* _Extracted data entries_

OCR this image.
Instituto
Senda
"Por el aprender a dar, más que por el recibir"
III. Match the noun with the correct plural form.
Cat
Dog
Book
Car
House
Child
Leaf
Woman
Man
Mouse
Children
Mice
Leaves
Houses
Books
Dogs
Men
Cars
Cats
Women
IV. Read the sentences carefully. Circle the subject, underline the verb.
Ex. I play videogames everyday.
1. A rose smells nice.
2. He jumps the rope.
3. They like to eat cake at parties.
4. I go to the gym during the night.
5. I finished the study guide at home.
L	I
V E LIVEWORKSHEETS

--

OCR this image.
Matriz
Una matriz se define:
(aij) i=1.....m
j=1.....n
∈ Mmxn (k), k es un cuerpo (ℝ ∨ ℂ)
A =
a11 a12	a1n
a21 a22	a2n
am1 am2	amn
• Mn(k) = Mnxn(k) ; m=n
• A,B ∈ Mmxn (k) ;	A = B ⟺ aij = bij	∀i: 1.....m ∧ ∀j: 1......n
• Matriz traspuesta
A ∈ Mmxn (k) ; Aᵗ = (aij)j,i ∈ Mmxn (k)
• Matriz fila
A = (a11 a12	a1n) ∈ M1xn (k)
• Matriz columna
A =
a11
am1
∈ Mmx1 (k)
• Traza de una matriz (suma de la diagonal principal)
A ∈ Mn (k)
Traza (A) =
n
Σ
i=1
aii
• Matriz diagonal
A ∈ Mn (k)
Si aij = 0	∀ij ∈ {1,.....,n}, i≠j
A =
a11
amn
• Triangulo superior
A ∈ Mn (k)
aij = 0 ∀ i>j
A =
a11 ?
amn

* _Task objective_
List every line from the entries above in which "Traza" appears.

* _Final answer_
• Traza de una matriz (suma de la diagonal principal)
Traza (A) =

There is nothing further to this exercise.